Exercise description ▸
Output every record word for word.

Available records ▸
####
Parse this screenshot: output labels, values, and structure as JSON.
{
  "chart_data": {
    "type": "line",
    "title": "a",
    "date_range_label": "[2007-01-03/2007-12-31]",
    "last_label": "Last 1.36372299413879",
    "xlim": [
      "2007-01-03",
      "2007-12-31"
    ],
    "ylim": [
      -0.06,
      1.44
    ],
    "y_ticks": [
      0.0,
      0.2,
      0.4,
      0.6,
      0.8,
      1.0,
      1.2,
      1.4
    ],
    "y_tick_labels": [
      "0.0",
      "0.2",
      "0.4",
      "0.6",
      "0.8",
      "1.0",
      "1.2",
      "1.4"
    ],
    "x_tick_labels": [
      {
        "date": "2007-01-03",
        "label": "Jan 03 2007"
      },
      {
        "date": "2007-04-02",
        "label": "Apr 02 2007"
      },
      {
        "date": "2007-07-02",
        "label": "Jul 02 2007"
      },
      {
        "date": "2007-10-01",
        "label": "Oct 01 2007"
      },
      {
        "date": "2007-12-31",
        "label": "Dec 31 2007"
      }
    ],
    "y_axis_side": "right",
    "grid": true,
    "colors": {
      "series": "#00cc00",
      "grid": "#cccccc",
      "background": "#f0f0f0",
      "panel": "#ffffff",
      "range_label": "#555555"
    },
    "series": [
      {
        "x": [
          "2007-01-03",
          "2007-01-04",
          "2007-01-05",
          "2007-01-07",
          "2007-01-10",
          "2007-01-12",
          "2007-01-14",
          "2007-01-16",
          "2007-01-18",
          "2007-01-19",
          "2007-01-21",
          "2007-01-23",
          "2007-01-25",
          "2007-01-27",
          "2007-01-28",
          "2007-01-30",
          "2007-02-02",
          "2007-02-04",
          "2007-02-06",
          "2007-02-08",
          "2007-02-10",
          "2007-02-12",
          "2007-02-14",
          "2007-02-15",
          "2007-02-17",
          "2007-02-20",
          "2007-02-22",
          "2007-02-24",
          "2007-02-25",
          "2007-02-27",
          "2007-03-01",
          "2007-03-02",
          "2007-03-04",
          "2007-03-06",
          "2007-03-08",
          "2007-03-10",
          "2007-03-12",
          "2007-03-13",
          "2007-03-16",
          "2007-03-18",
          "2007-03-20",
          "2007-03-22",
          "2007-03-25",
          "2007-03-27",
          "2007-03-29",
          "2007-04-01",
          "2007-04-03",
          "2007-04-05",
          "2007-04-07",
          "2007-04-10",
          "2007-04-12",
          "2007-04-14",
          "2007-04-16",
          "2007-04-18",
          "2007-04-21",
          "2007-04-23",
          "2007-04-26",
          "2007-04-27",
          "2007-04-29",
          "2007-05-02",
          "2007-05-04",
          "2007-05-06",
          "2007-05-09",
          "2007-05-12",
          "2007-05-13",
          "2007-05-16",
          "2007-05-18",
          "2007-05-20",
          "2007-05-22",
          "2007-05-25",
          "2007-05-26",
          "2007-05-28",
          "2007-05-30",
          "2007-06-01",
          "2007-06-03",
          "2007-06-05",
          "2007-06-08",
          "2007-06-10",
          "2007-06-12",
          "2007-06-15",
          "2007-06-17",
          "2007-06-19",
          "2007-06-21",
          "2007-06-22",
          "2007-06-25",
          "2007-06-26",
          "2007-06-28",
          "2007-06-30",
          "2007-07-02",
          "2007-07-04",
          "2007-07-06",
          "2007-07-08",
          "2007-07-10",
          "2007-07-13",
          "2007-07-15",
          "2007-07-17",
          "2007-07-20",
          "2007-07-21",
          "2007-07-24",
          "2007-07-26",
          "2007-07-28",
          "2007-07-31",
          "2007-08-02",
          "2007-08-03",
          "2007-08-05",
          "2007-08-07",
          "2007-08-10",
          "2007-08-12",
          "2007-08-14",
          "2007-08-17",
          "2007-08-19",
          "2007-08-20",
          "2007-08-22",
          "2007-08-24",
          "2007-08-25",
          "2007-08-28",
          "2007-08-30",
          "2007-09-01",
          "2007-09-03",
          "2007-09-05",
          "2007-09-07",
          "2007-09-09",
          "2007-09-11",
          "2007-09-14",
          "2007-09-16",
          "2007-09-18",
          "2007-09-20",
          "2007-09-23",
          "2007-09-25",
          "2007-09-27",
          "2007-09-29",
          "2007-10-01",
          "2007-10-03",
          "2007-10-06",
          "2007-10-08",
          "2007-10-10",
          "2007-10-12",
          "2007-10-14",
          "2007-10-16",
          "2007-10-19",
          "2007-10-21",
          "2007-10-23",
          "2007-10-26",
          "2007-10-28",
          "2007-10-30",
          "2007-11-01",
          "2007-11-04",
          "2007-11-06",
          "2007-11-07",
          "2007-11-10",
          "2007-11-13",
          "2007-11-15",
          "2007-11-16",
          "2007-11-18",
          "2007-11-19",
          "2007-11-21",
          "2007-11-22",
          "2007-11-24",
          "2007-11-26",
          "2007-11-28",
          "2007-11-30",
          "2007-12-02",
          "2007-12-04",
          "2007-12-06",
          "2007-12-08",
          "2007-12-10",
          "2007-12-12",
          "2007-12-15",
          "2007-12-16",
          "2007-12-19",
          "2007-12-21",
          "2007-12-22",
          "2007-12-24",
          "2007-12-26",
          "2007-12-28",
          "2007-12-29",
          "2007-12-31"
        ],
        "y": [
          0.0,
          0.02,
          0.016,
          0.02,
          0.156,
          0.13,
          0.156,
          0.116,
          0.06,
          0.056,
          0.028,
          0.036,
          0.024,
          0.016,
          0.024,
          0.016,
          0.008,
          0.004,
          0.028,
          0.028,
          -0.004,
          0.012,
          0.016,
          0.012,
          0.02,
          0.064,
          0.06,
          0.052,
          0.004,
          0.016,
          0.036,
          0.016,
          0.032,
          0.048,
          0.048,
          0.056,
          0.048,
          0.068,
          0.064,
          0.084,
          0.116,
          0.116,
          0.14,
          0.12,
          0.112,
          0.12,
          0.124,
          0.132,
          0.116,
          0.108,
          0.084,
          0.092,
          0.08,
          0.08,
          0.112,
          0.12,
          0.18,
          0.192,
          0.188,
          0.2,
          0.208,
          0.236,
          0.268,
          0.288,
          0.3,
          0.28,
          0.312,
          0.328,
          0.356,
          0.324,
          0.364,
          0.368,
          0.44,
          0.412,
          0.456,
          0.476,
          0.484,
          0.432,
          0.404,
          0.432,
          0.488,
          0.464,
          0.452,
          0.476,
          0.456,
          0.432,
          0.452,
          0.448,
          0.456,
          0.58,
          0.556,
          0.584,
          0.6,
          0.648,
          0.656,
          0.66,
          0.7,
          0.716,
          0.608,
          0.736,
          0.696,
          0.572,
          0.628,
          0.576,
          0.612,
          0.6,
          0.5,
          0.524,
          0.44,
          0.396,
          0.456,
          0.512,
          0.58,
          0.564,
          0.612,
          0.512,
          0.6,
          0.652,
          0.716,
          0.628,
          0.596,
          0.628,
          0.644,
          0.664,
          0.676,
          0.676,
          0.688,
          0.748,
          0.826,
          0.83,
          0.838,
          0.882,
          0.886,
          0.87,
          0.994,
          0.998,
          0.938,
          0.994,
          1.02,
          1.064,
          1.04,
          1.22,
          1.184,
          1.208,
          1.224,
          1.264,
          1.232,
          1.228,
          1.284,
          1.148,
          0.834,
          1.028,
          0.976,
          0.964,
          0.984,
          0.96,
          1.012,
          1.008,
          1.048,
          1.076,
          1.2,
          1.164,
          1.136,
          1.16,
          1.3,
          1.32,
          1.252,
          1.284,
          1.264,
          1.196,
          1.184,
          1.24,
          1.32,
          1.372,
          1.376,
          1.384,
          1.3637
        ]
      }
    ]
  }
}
####
Result for this exercise ▸
Parse this screenshot: output labels, values, and structure as JSON.
{
  "chart_data": {
    "type": "line",
    "title": "a",
    "date_range_label": "[2007-01-03/2007-12-31]",
    "last_label": "Last 1.36372299413879",
    "xlim": [
      "2007-01-03",
      "2007-12-31"
    ],
    "ylim": [
      -0.06,
      1.44
    ],
    "y_ticks": [
      0.0,
      0.2,
      0.4,
      0.6,
      0.8,
      1.0,
      1.2,
      1.4
    ],
    "y_tick_labels": [
      "0.0",
      "0.2",
      "0.4",
      "0.6",
      "0.8",
      "1.0",
      "1.2",
      "1.4"
    ],
    "x_tick_labels": [
      {
        "date": "2007-01-03",
        "label": "Jan 03 2007"
      },
      {
        "date": "2007-04-02",
        "label": "Apr 02 2007"
      },
      {
        "date": "2007-07-02",
        "label": "Jul 02 2007"
      },
      {
        "date": "2007-10-01",
        "label": "Oct 01 2007"
      },
      {
        "date": "2007-12-31",
        "label": "Dec 31 2007"
      }
    ],
    "y_axis_side": "right",
    "grid": true,
    "colors": {
      "series": "#00cc00",
      "grid": "#cccccc",
      "background": "#f0f0f0",
      "panel": "#ffffff",
      "range_label": "#555555"
    },
    "series": [
      {
        "x": [
          "2007-01-03",
          "2007-01-04",
          "2007-01-05",
          "2007-01-07",
          "2007-01-10",
          "2007-01-12",
          "2007-01-14",
          "2007-01-16",
          "2007-01-18",
          "2007-01-19",
          "2007-01-21",
          "2007-01-23",
          "2007-01-25",
          "2007-01-27",
          "2007-01-28",
          "2007-01-30",
          "2007-02-02",
          "2007-02-04",
          "2007-02-06",
          "2007-02-08",
          "2007-02-10",
          "2007-02-12",
          "2007-02-14",
          "2007-02-15",
          "2007-02-17",
          "2007-02-20",
          "2007-02-22",
          "2007-02-24",
          "2007-02-25",
          "2007-02-27",
          "2007-03-01",
          "2007-03-02",
          "2007-03-04",
          "2007-03-06",
          "2007-03-08",
          "2007-03-10",
          "2007-03-12",
          "2007-03-13",
          "2007-03-16",
          "2007-03-18",
          "2007-03-20",
          "2007-03-22",
          "2007-03-25",
          "2007-03-27",
          "2007-03-29",
          "2007-04-01",
          "2007-04-03",
          "2007-04-05",
          "2007-04-07",
          "2007-04-10",
          "2007-04-12",
          "2007-04-14",
          "2007-04-16",
          "2007-04-18",
          "2007-04-21",
          "2007-04-23",
          "2007-04-26",
          "2007-04-27",
          "2007-04-29",
          "2007-05-02",
          "2007-05-04",
          "2007-05-06",
          "2007-05-09",
          "2007-05-12",
          "2007-05-13",
          "2007-05-16",
          "2007-05-18",
          "2007-05-20",
          "2007-05-22",
          "2007-05-25",
          "2007-05-26",
          "2007-05-28",
          "2007-05-30",
          "2007-06-01",
          "2007-06-03",
          "2007-06-05",
          "2007-06-08",
          "2007-06-10",
          "2007-06-12",
          "2007-06-15",
          "2007-06-17",
          "2007-06-19",
          "2007-06-21",
          "2007-06-22",
          "2007-06-25",
          "2007-06-26",
          "2007-06-28",
          "2007-06-30",
          "2007-07-02",
          "2007-07-04",
          "2007-07-06",
          "2007-07-08",
          "2007-07-10",
          "2007-07-13",
          "2007-07-15",
          "2007-07-17",
          "2007-07-20",
          "2007-07-21",
          "2007-07-24",
          "2007-07-26",
          "2007-07-28",
          "2007-07-31",
          "2007-08-02",
          "2007-08-03",
          "2007-08-05",
          "2007-08-07",
          "2007-08-10",
          "2007-08-12",
          "2007-08-14",
          "2007-08-17",
          "2007-08-19",
          "2007-08-20",
          "2007-08-22",
          "2007-08-24",
          "2007-08-25",
          "2007-08-28",
          "2007-08-30",
          "2007-09-01",
          "2007-09-03",
          "2007-09-05",
          "2007-09-07",
          "2007-09-09",
          "2007-09-11",
          "2007-09-14",
          "2007-09-16",
          "2007-09-18",
          "2007-09-20",
          "2007-09-23",
          "2007-09-25",
          "2007-09-27",
          "2007-09-29",
          "2007-10-01",
          "2007-10-03",
          "2007-10-06",
          "2007-10-08",
          "2007-10-10",
          "2007-10-12",
          "2007-10-14",
          "2007-10-16",
          "2007-10-19",
          "2007-10-21",
          "2007-10-23",
          "2007-10-26",
          "2007-10-28",
          "2007-10-30",
          "2007-11-01",
          "2007-11-04",
          "2007-11-06",
          "2007-11-07",
          "2007-11-10",
          "2007-11-13",
          "2007-11-15",
          "2007-11-16",
          "2007-11-18",
          "2007-11-19",
          "2007-11-21",
          "2007-11-22",
          "2007-11-24",
          "2007-11-26",
          "2007-11-28",
          "2007-11-30",
          "2007-12-02",
          "2007-12-04",
          "2007-12-06",
          "2007-12-08",
          "2007-12-10",
          "2007-12-12",
          "2007-12-15",
          "2007-12-16",
          "2007-12-19",
          "2007-12-21",
          "2007-12-22",
          "2007-12-24",
          "2007-12-26",
          "2007-12-28",
          "2007-12-29",
          "2007-12-31"
        ],
        "y": [
          0.0,
          0.02,
          0.016,
          0.02,
          0.156,
          0.13,
          0.156,
          0.116,
          0.06,
          0.056,
          0.028,
          0.036,
          0.024,
          0.016,
          0.024,
          0.016,
          0.008,
          0.004,
          0.028,
          0.028,
          -0.004,
          0.012,
          0.016,
          0.012,
          0.02,
          0.064,
          0.06,
          0.052,
          0.004,
          0.016,
          0.036,
          0.016,
          0.032,
          0.048,
          0.048,
          0.056,
          0.048,
          0.068,
          0.064,
          0.084,
          0.116,
          0.116,
          0.14,
          0.12,
          0.112,
          0.12,
          0.124,
          0.132,
          0.116,
          0.108,
          0.084,
          0.092,
          0.08,
          0.08,
          0.112,
          0.12,
          0.18,
          0.192,
          0.188,
          0.2,
          0.208,
          0.236,
          0.268,
          0.288,
          0.3,
          0.28,
          0.312,
          0.328,
          0.356,
          0.324,
          0.364,
          0.368,
          0.44,
          0.412,
          0.456,
          0.476,
          0.484,
          0.432,
          0.404,
          0.432,
          0.488,
          0.464,
          0.452,
          0.476,
          0.456,
          0.432,
          0.452,
          0.448,
          0.456,
          0.58,
          0.556,
          0.584,
          0.6,
          0.648,
          0.656,
          0.66,
          0.7,
          0.716,
          0.608,
          0.736,
          0.696,
          0.572,
          0.628,
          0.576,
          0.612,
          0.6,
          0.5,
          0.524,
          0.44,
          0.396,
          0.456,
          0.512,
          0.58,
          0.564,
          0.612,
          0.512,
          0.6,
          0.652,
          0.716,
          0.628,
          0.596,
          0.628,
          0.644,
          0.664,
          0.676,
          0.676,
          0.688,
          0.748,
          0.826,
          0.83,
          0.838,
          0.882,
          0.886,
          0.87,
          0.994,
          0.998,
          0.938,
          0.994,
          1.02,
          1.064,
          1.04,
          1.22,
          1.184,
          1.208,
          1.224,
          1.264,
          1.232,
          1.228,
          1.284,
          1.148,
          0.834,
          1.028,
          0.976,
          0.964,
          0.984,
          0.96,
          1.012,
          1.008,
          1.048,
          1.076,
          1.2,
          1.164,
          1.136,
          1.16,
          1.3,
          1.32,
          1.252,
          1.284,
          1.264,
          1.196,
          1.184,
          1.24,
          1.32,
          1.372,
          1.376,
          1.384,
          1.3637
        ]
      }
    ]
  }
}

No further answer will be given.